begin

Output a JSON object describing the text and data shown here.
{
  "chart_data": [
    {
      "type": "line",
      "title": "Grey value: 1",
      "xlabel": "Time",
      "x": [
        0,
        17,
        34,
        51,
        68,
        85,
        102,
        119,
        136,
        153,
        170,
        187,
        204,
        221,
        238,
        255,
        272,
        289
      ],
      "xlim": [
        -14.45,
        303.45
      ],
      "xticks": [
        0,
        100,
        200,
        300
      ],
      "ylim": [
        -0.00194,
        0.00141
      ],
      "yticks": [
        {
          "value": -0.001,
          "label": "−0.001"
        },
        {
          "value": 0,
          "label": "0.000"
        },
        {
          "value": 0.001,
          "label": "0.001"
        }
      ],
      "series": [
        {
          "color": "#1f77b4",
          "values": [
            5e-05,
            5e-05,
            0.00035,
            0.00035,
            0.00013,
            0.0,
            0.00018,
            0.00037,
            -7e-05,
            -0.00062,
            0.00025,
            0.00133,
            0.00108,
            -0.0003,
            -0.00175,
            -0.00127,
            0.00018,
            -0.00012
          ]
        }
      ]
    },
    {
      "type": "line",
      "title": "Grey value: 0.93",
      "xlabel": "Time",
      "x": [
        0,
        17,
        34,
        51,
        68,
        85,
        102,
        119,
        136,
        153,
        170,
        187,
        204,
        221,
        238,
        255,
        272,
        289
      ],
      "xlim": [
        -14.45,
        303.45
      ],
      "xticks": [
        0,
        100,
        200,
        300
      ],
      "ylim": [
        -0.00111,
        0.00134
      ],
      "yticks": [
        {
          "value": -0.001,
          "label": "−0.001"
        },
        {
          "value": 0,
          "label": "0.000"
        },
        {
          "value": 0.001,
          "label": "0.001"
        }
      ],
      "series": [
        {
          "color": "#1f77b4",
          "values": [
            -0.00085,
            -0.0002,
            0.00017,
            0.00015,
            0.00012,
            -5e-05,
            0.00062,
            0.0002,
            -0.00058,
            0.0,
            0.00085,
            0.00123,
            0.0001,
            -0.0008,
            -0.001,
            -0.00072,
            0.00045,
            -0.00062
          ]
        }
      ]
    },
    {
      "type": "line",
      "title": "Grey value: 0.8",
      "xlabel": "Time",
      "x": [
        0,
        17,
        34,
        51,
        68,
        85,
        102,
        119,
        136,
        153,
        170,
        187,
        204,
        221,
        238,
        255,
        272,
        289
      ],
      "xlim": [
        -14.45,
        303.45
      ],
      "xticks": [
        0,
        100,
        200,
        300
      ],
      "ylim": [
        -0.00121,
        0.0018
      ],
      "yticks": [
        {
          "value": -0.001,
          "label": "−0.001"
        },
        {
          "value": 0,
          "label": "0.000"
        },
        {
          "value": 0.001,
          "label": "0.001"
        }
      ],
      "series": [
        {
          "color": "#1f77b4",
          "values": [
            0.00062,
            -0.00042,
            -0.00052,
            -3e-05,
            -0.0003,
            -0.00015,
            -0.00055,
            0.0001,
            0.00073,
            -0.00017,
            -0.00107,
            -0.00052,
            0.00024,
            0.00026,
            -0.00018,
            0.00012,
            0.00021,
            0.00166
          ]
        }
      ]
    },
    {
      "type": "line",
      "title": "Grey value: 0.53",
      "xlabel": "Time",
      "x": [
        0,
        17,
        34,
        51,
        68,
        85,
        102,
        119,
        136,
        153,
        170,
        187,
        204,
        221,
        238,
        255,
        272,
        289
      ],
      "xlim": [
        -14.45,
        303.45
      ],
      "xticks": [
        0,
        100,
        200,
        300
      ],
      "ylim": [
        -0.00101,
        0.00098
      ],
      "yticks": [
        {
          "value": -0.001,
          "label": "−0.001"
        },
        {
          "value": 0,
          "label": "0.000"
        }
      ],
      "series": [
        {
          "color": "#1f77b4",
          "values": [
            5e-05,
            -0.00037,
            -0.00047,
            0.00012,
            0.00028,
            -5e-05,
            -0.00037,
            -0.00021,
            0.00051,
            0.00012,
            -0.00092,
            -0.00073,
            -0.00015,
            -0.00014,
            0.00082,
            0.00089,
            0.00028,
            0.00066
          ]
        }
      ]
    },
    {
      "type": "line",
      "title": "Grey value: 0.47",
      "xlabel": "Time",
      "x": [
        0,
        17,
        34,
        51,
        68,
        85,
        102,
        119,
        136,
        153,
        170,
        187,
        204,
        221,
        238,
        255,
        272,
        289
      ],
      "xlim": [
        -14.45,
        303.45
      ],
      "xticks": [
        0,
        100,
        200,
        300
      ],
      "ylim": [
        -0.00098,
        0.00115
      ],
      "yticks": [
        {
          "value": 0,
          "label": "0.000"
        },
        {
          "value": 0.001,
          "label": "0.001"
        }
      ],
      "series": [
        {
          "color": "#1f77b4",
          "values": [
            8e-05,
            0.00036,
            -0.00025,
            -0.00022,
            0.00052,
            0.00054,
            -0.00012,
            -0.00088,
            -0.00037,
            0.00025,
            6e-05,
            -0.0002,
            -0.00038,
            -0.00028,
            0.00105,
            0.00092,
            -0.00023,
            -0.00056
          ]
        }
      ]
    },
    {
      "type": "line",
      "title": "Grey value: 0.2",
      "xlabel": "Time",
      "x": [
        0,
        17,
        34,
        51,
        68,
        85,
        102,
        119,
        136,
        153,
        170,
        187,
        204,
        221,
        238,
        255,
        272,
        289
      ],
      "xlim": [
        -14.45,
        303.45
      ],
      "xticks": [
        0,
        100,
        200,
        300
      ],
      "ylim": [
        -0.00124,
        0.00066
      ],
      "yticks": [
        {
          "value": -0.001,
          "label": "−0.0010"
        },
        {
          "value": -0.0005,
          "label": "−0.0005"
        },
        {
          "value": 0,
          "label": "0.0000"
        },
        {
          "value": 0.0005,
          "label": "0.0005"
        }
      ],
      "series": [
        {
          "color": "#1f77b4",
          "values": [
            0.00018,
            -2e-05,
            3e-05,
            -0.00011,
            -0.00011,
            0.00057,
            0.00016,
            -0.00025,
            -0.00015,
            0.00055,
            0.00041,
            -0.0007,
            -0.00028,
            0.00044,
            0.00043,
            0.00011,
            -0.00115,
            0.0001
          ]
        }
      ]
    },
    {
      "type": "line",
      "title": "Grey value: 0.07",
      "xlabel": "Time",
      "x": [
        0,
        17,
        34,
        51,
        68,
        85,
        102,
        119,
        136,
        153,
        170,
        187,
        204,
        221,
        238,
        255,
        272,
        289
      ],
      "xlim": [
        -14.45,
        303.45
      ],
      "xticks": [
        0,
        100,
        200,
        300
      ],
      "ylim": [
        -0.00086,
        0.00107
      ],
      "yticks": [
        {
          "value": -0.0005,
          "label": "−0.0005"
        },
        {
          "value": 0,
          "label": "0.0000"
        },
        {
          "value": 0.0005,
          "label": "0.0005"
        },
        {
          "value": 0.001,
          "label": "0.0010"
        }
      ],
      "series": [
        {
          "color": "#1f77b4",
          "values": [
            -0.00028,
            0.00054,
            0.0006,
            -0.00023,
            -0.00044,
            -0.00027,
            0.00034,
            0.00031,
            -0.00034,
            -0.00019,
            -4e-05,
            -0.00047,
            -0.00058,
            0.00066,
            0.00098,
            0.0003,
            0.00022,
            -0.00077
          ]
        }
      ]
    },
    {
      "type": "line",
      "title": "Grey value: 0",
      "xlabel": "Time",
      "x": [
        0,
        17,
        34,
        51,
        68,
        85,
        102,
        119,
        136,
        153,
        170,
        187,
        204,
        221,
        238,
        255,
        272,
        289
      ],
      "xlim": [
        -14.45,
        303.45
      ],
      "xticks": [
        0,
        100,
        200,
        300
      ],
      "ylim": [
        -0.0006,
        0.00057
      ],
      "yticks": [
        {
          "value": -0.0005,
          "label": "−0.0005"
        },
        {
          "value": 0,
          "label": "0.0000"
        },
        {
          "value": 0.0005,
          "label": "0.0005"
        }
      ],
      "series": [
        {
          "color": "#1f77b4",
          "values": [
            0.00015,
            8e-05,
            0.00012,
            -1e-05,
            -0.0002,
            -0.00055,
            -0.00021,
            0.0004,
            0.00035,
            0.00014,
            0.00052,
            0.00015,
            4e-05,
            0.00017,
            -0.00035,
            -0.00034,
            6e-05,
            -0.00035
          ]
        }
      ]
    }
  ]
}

end

● TASK DETAILS:
Find and copy each line above that includes the string "Grey".

● OUTPUT OF THE TASK:
      "title": "Grey value: 1",
      "title": "Grey value: 0.93",
      "title": "Grey value: 0.8",
      "title": "Grey value: 0.53",
      "title": "Grey value: 0.47",
      "title": "Grey value: 0.2",
      "title": "Grey value: 0.07",
      "title": "Grey value: 0",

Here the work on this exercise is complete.